PROBLEM STATEMENT :: Take the lines from the one containing "Extract the structured" through the final line below and restate them exactly. Omit the pictures.

Data entries:
________

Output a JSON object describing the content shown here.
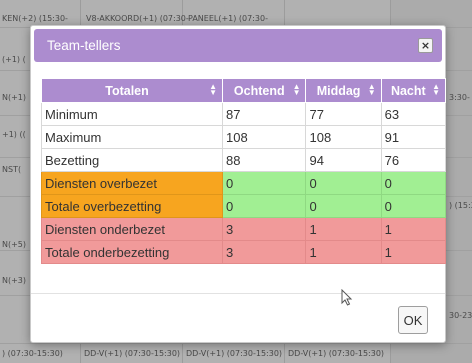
{
  "background": {
    "top_row": [
      "KEN(+2) (15:30-",
      "V8-AKKOORD(+1) (07:30-",
      "PANEEL(+1) (07:30-"
    ],
    "left_col": [
      "(+1) (",
      "N(+1)",
      "+1) ((",
      "NST(",
      "N(+5)",
      "N(+3)"
    ],
    "right_col": [
      "3:30-",
      ") (15:3",
      "30-23"
    ],
    "bottom_row": [
      ") (07:30-15:30)",
      "DD-V(+1) (07:30-15:30)",
      "DD-V(+1) (07:30-15:30)",
      "DD-V(+1) (07:30-15:30)"
    ]
  },
  "dialog": {
    "title": "Team-tellers",
    "close_icon": "×",
    "ok_label": "OK"
  },
  "table": {
    "headers": [
      "Totalen",
      "Ochtend",
      "Middag",
      "Nacht"
    ],
    "rows": [
      {
        "label": "Minimum",
        "values": [
          "87",
          "77",
          "63"
        ],
        "style": "plain"
      },
      {
        "label": "Maximum",
        "values": [
          "108",
          "108",
          "91"
        ],
        "style": "plain"
      },
      {
        "label": "Bezetting",
        "values": [
          "88",
          "94",
          "76"
        ],
        "style": "plain"
      },
      {
        "label": "Diensten overbezet",
        "values": [
          "0",
          "0",
          "0"
        ],
        "style": "orange"
      },
      {
        "label": "Totale overbezetting",
        "values": [
          "0",
          "0",
          "0"
        ],
        "style": "orange"
      },
      {
        "label": "Diensten onderbezet",
        "values": [
          "3",
          "1",
          "1"
        ],
        "style": "red"
      },
      {
        "label": "Totale onderbezetting",
        "values": [
          "3",
          "1",
          "1"
        ],
        "style": "red"
      }
    ]
  },
  "colors": {
    "purple": "#ac8ccf",
    "orange": "#f7a51f",
    "green": "#a1ef93",
    "red": "#f19a9a"
  }
}
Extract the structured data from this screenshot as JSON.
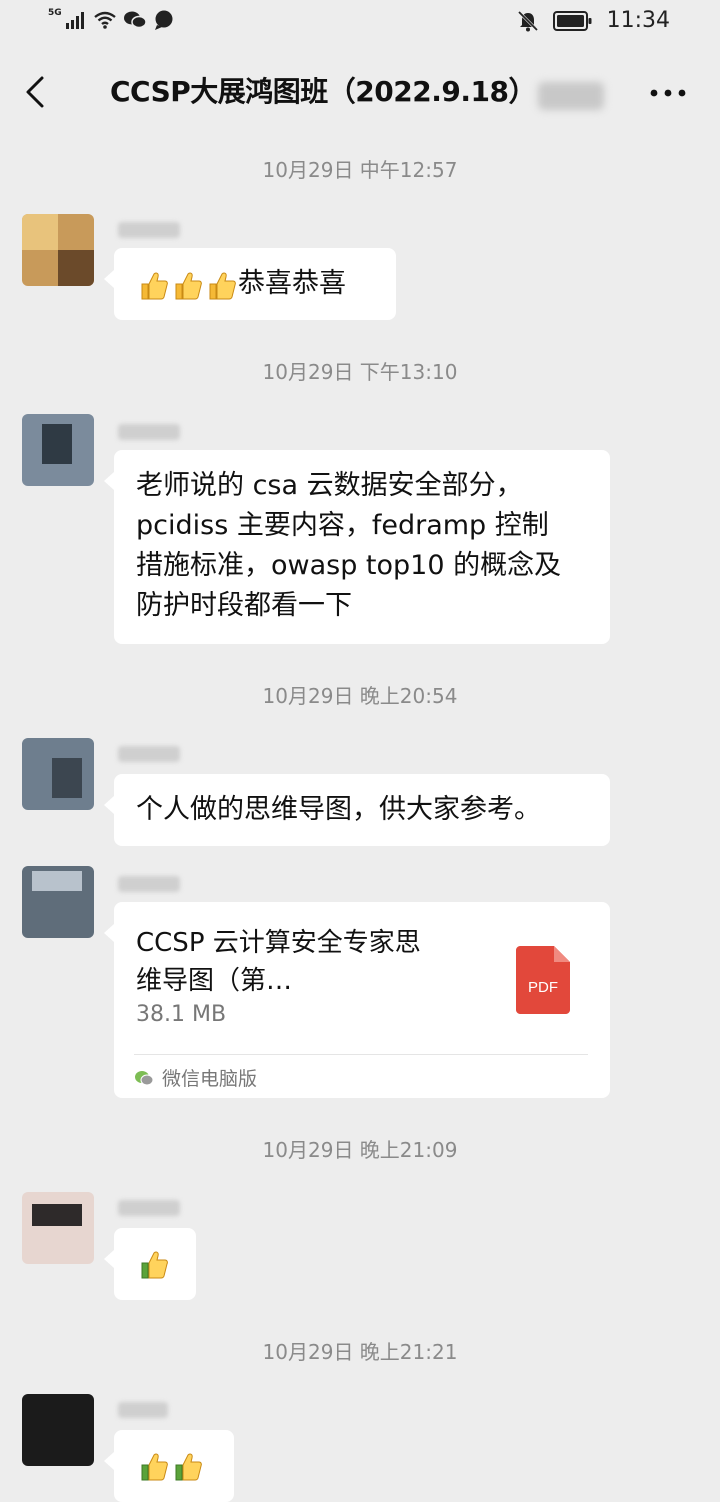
{
  "status": {
    "network": "5G",
    "time": "11:34"
  },
  "header": {
    "title": "CCSP大展鸿图班（2022.9.18）",
    "back_icon": "chevron-left-icon",
    "more_icon": "more-dots-icon"
  },
  "messages": [
    {
      "timestamp": "10月29日 中午12:57",
      "text": "恭喜恭喜",
      "thumbs": 3
    },
    {
      "timestamp": "10月29日 下午13:10",
      "lines": [
        "老师说的 csa 云数据安全部分，",
        "pcidiss 主要内容，fedramp 控制",
        "措施标准，owasp top10 的概念及",
        "防护时段都看一下"
      ]
    },
    {
      "timestamp": "10月29日 晚上20:54",
      "text": "个人做的思维导图，供大家参考。"
    },
    {
      "file": {
        "title_line1": "CCSP 云计算安全专家思",
        "title_line2": "维导图（第…",
        "size": "38.1 MB",
        "icon_label": "PDF",
        "source": "微信电脑版"
      }
    },
    {
      "timestamp": "10月29日 晚上21:09",
      "thumbs": 1
    },
    {
      "timestamp": "10月29日 晚上21:21",
      "thumbs": 2
    }
  ],
  "colors": {
    "background": "#ededed",
    "bubble": "#ffffff",
    "pdf": "#e2483b"
  }
}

________

FULL SOLUTION ::
Extract the structured data from this screenshot as JSON.
{
  "status": {
    "network": "5G",
    "time": "11:34"
  },
  "header": {
    "title": "CCSP大展鸿图班（2022.9.18）",
    "back_icon": "chevron-left-icon",
    "more_icon": "more-dots-icon"
  },
  "messages": [
    {
      "timestamp": "10月29日 中午12:57",
      "text": "恭喜恭喜",
      "thumbs": 3
    },
    {
      "timestamp": "10月29日 下午13:10",
      "lines": [
        "老师说的 csa 云数据安全部分，",
        "pcidiss 主要内容，fedramp 控制",
        "措施标准，owasp top10 的概念及",
        "防护时段都看一下"
      ]
    },
    {
      "timestamp": "10月29日 晚上20:54",
      "text": "个人做的思维导图，供大家参考。"
    },
    {
      "file": {
        "title_line1": "CCSP 云计算安全专家思",
        "title_line2": "维导图（第…",
        "size": "38.1 MB",
        "icon_label": "PDF",
        "source": "微信电脑版"
      }
    },
    {
      "timestamp": "10月29日 晚上21:09",
      "thumbs": 1
    },
    {
      "timestamp": "10月29日 晚上21:21",
      "thumbs": 2
    }
  ],
  "colors": {
    "background": "#ededed",
    "bubble": "#ffffff",
    "pdf": "#e2483b"
  }
}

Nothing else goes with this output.